Written problem | The data below should be restated word for word, with every picture omitted.
═══ Data for this task
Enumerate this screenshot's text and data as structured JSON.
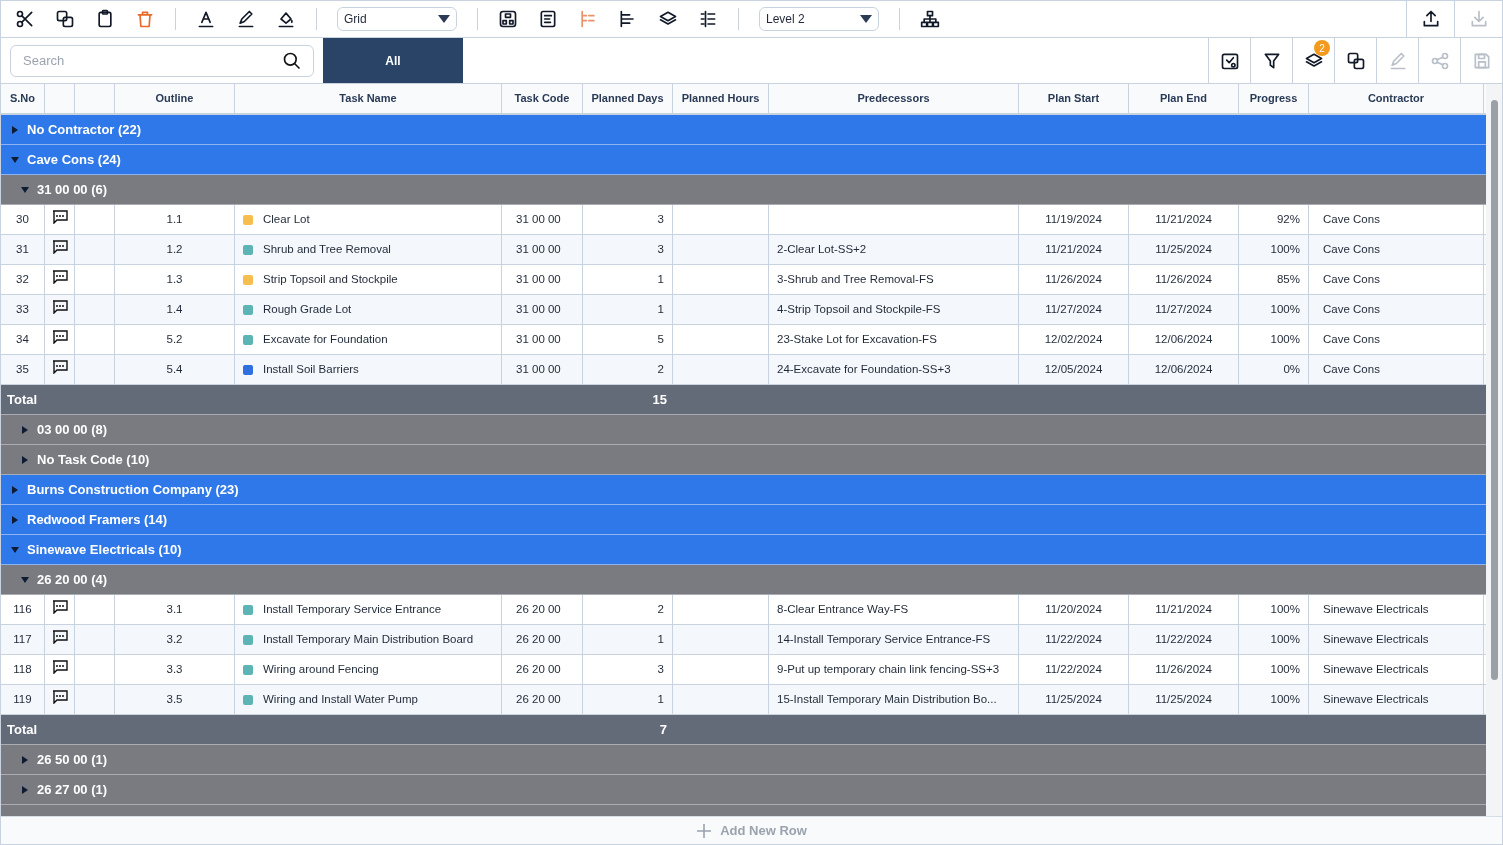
{
  "toolbar": {
    "left_tools": [
      {
        "kind": "scissors"
      },
      {
        "kind": "copy"
      },
      {
        "kind": "clipboard"
      },
      {
        "kind": "trash"
      },
      {
        "kind": "sep"
      },
      {
        "kind": "text-color"
      },
      {
        "kind": "pen"
      },
      {
        "kind": "fill"
      },
      {
        "kind": "sep"
      },
      {
        "kind": "dropdown",
        "value": "Grid"
      },
      {
        "kind": "sep"
      },
      {
        "kind": "diagram"
      },
      {
        "kind": "list"
      },
      {
        "kind": "tree"
      },
      {
        "kind": "bars"
      },
      {
        "kind": "layers"
      },
      {
        "kind": "indent"
      },
      {
        "kind": "sep"
      },
      {
        "kind": "dropdown",
        "value": "Level 2"
      },
      {
        "kind": "sep"
      },
      {
        "kind": "hierarchy"
      }
    ],
    "right_tools": [
      {
        "kind": "upload",
        "disabled": false
      },
      {
        "kind": "download",
        "disabled": true
      }
    ]
  },
  "search": {
    "placeholder": "Search"
  },
  "tabs": [
    {
      "label": "All",
      "selected": true
    }
  ],
  "actions": [
    {
      "kind": "calendar-check",
      "disabled": false
    },
    {
      "kind": "filter",
      "disabled": false
    },
    {
      "kind": "layers",
      "disabled": false,
      "badge": "2"
    },
    {
      "kind": "copy",
      "disabled": false
    },
    {
      "kind": "pen",
      "disabled": true
    },
    {
      "kind": "share",
      "disabled": true
    },
    {
      "kind": "save",
      "disabled": true
    }
  ],
  "table": {
    "columns": [
      "S.No",
      "",
      "",
      "Outline",
      "Task Name",
      "Task Code",
      "Planned Days",
      "Planned Hours",
      "Predecessors",
      "Plan Start",
      "Plan End",
      "Progress",
      "Contractor"
    ],
    "groups": [
      {
        "label": "No Contractor (22)",
        "expanded": false
      },
      {
        "label": "Cave Cons (24)",
        "expanded": true,
        "children": [
          {
            "label": "31 00 00 (6)",
            "expanded": true,
            "rows": [
              {
                "sno": "30",
                "outline": "1.1",
                "color": "#f5be4f",
                "task": "Clear Lot",
                "code": "31 00 00",
                "days": "3",
                "pred": "",
                "start": "11/19/2024",
                "end": "11/21/2024",
                "progress": "92%",
                "contractor": "Cave Cons"
              },
              {
                "sno": "31",
                "outline": "1.2",
                "color": "#5cb4b4",
                "task": "Shrub and Tree Removal",
                "code": "31 00 00",
                "days": "3",
                "pred": "2-Clear Lot-SS+2",
                "start": "11/21/2024",
                "end": "11/25/2024",
                "progress": "100%",
                "contractor": "Cave Cons"
              },
              {
                "sno": "32",
                "outline": "1.3",
                "color": "#f5be4f",
                "task": "Strip Topsoil and Stockpile",
                "code": "31 00 00",
                "days": "1",
                "pred": "3-Shrub and Tree Removal-FS",
                "start": "11/26/2024",
                "end": "11/26/2024",
                "progress": "85%",
                "contractor": "Cave Cons"
              },
              {
                "sno": "33",
                "outline": "1.4",
                "color": "#5cb4b4",
                "task": "Rough Grade Lot",
                "code": "31 00 00",
                "days": "1",
                "pred": "4-Strip Topsoil and Stockpile-FS",
                "start": "11/27/2024",
                "end": "11/27/2024",
                "progress": "100%",
                "contractor": "Cave Cons"
              },
              {
                "sno": "34",
                "outline": "5.2",
                "color": "#5cb4b4",
                "task": "Excavate for Foundation",
                "code": "31 00 00",
                "days": "5",
                "pred": "23-Stake Lot for Excavation-FS",
                "start": "12/02/2024",
                "end": "12/06/2024",
                "progress": "100%",
                "contractor": "Cave Cons"
              },
              {
                "sno": "35",
                "outline": "5.4",
                "color": "#2f6fe0",
                "task": "Install Soil Barriers",
                "code": "31 00 00",
                "days": "2",
                "pred": "24-Excavate for Foundation-SS+3",
                "start": "12/05/2024",
                "end": "12/06/2024",
                "progress": "0%",
                "contractor": "Cave Cons"
              }
            ],
            "total": {
              "label": "Total",
              "days": "15"
            }
          },
          {
            "label": "03 00 00 (8)",
            "expanded": false
          },
          {
            "label": "No Task Code (10)",
            "expanded": false
          }
        ]
      },
      {
        "label": "Burns Construction Company (23)",
        "expanded": false
      },
      {
        "label": "Redwood Framers (14)",
        "expanded": false
      },
      {
        "label": "Sinewave Electricals (10)",
        "expanded": true,
        "children": [
          {
            "label": "26 20 00 (4)",
            "expanded": true,
            "rows": [
              {
                "sno": "116",
                "outline": "3.1",
                "color": "#5cb4b4",
                "task": "Install Temporary Service Entrance",
                "code": "26 20 00",
                "days": "2",
                "pred": "8-Clear Entrance Way-FS",
                "start": "11/20/2024",
                "end": "11/21/2024",
                "progress": "100%",
                "contractor": "Sinewave Electricals"
              },
              {
                "sno": "117",
                "outline": "3.2",
                "color": "#5cb4b4",
                "task": "Install Temporary Main Distribution Board",
                "code": "26 20 00",
                "days": "1",
                "pred": "14-Install Temporary Service Entrance-FS",
                "start": "11/22/2024",
                "end": "11/22/2024",
                "progress": "100%",
                "contractor": "Sinewave Electricals"
              },
              {
                "sno": "118",
                "outline": "3.3",
                "color": "#5cb4b4",
                "task": "Wiring around Fencing",
                "code": "26 20 00",
                "days": "3",
                "pred": "9-Put up temporary chain link fencing-SS+3",
                "start": "11/22/2024",
                "end": "11/26/2024",
                "progress": "100%",
                "contractor": "Sinewave Electricals"
              },
              {
                "sno": "119",
                "outline": "3.5",
                "color": "#5cb4b4",
                "task": "Wiring and Install Water Pump",
                "code": "26 20 00",
                "days": "1",
                "pred": "15-Install Temporary Main Distribution Bo...",
                "start": "11/25/2024",
                "end": "11/25/2024",
                "progress": "100%",
                "contractor": "Sinewave Electricals"
              }
            ],
            "total": {
              "label": "Total",
              "days": "7"
            }
          },
          {
            "label": "26 50 00 (1)",
            "expanded": false
          },
          {
            "label": "26 27 00 (1)",
            "expanded": false
          }
        ]
      }
    ]
  },
  "footer": {
    "add_row": "Add New Row"
  }
}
══════
Expected answer |
Enumerate this screenshot's text and data as structured JSON.
{
  "toolbar": {
    "left_tools": [
      {
        "kind": "scissors"
      },
      {
        "kind": "copy"
      },
      {
        "kind": "clipboard"
      },
      {
        "kind": "trash"
      },
      {
        "kind": "sep"
      },
      {
        "kind": "text-color"
      },
      {
        "kind": "pen"
      },
      {
        "kind": "fill"
      },
      {
        "kind": "sep"
      },
      {
        "kind": "dropdown",
        "value": "Grid"
      },
      {
        "kind": "sep"
      },
      {
        "kind": "diagram"
      },
      {
        "kind": "list"
      },
      {
        "kind": "tree"
      },
      {
        "kind": "bars"
      },
      {
        "kind": "layers"
      },
      {
        "kind": "indent"
      },
      {
        "kind": "sep"
      },
      {
        "kind": "dropdown",
        "value": "Level 2"
      },
      {
        "kind": "sep"
      },
      {
        "kind": "hierarchy"
      }
    ],
    "right_tools": [
      {
        "kind": "upload",
        "disabled": false
      },
      {
        "kind": "download",
        "disabled": true
      }
    ]
  },
  "search": {
    "placeholder": "Search"
  },
  "tabs": [
    {
      "label": "All",
      "selected": true
    }
  ],
  "actions": [
    {
      "kind": "calendar-check",
      "disabled": false
    },
    {
      "kind": "filter",
      "disabled": false
    },
    {
      "kind": "layers",
      "disabled": false,
      "badge": "2"
    },
    {
      "kind": "copy",
      "disabled": false
    },
    {
      "kind": "pen",
      "disabled": true
    },
    {
      "kind": "share",
      "disabled": true
    },
    {
      "kind": "save",
      "disabled": true
    }
  ],
  "table": {
    "columns": [
      "S.No",
      "",
      "",
      "Outline",
      "Task Name",
      "Task Code",
      "Planned Days",
      "Planned Hours",
      "Predecessors",
      "Plan Start",
      "Plan End",
      "Progress",
      "Contractor"
    ],
    "groups": [
      {
        "label": "No Contractor (22)",
        "expanded": false
      },
      {
        "label": "Cave Cons (24)",
        "expanded": true,
        "children": [
          {
            "label": "31 00 00 (6)",
            "expanded": true,
            "rows": [
              {
                "sno": "30",
                "outline": "1.1",
                "color": "#f5be4f",
                "task": "Clear Lot",
                "code": "31 00 00",
                "days": "3",
                "pred": "",
                "start": "11/19/2024",
                "end": "11/21/2024",
                "progress": "92%",
                "contractor": "Cave Cons"
              },
              {
                "sno": "31",
                "outline": "1.2",
                "color": "#5cb4b4",
                "task": "Shrub and Tree Removal",
                "code": "31 00 00",
                "days": "3",
                "pred": "2-Clear Lot-SS+2",
                "start": "11/21/2024",
                "end": "11/25/2024",
                "progress": "100%",
                "contractor": "Cave Cons"
              },
              {
                "sno": "32",
                "outline": "1.3",
                "color": "#f5be4f",
                "task": "Strip Topsoil and Stockpile",
                "code": "31 00 00",
                "days": "1",
                "pred": "3-Shrub and Tree Removal-FS",
                "start": "11/26/2024",
                "end": "11/26/2024",
                "progress": "85%",
                "contractor": "Cave Cons"
              },
              {
                "sno": "33",
                "outline": "1.4",
                "color": "#5cb4b4",
                "task": "Rough Grade Lot",
                "code": "31 00 00",
                "days": "1",
                "pred": "4-Strip Topsoil and Stockpile-FS",
                "start": "11/27/2024",
                "end": "11/27/2024",
                "progress": "100%",
                "contractor": "Cave Cons"
              },
              {
                "sno": "34",
                "outline": "5.2",
                "color": "#5cb4b4",
                "task": "Excavate for Foundation",
                "code": "31 00 00",
                "days": "5",
                "pred": "23-Stake Lot for Excavation-FS",
                "start": "12/02/2024",
                "end": "12/06/2024",
                "progress": "100%",
                "contractor": "Cave Cons"
              },
              {
                "sno": "35",
                "outline": "5.4",
                "color": "#2f6fe0",
                "task": "Install Soil Barriers",
                "code": "31 00 00",
                "days": "2",
                "pred": "24-Excavate for Foundation-SS+3",
                "start": "12/05/2024",
                "end": "12/06/2024",
                "progress": "0%",
                "contractor": "Cave Cons"
              }
            ],
            "total": {
              "label": "Total",
              "days": "15"
            }
          },
          {
            "label": "03 00 00 (8)",
            "expanded": false
          },
          {
            "label": "No Task Code (10)",
            "expanded": false
          }
        ]
      },
      {
        "label": "Burns Construction Company (23)",
        "expanded": false
      },
      {
        "label": "Redwood Framers (14)",
        "expanded": false
      },
      {
        "label": "Sinewave Electricals (10)",
        "expanded": true,
        "children": [
          {
            "label": "26 20 00 (4)",
            "expanded": true,
            "rows": [
              {
                "sno": "116",
                "outline": "3.1",
                "color": "#5cb4b4",
                "task": "Install Temporary Service Entrance",
                "code": "26 20 00",
                "days": "2",
                "pred": "8-Clear Entrance Way-FS",
                "start": "11/20/2024",
                "end": "11/21/2024",
                "progress": "100%",
                "contractor": "Sinewave Electricals"
              },
              {
                "sno": "117",
                "outline": "3.2",
                "color": "#5cb4b4",
                "task": "Install Temporary Main Distribution Board",
                "code": "26 20 00",
                "days": "1",
                "pred": "14-Install Temporary Service Entrance-FS",
                "start": "11/22/2024",
                "end": "11/22/2024",
                "progress": "100%",
                "contractor": "Sinewave Electricals"
              },
              {
                "sno": "118",
                "outline": "3.3",
                "color": "#5cb4b4",
                "task": "Wiring around Fencing",
                "code": "26 20 00",
                "days": "3",
                "pred": "9-Put up temporary chain link fencing-SS+3",
                "start": "11/22/2024",
                "end": "11/26/2024",
                "progress": "100%",
                "contractor": "Sinewave Electricals"
              },
              {
                "sno": "119",
                "outline": "3.5",
                "color": "#5cb4b4",
                "task": "Wiring and Install Water Pump",
                "code": "26 20 00",
                "days": "1",
                "pred": "15-Install Temporary Main Distribution Bo...",
                "start": "11/25/2024",
                "end": "11/25/2024",
                "progress": "100%",
                "contractor": "Sinewave Electricals"
              }
            ],
            "total": {
              "label": "Total",
              "days": "7"
            }
          },
          {
            "label": "26 50 00 (1)",
            "expanded": false
          },
          {
            "label": "26 27 00 (1)",
            "expanded": false
          }
        ]
      }
    ]
  },
  "footer": {
    "add_row": "Add New Row"
  }
}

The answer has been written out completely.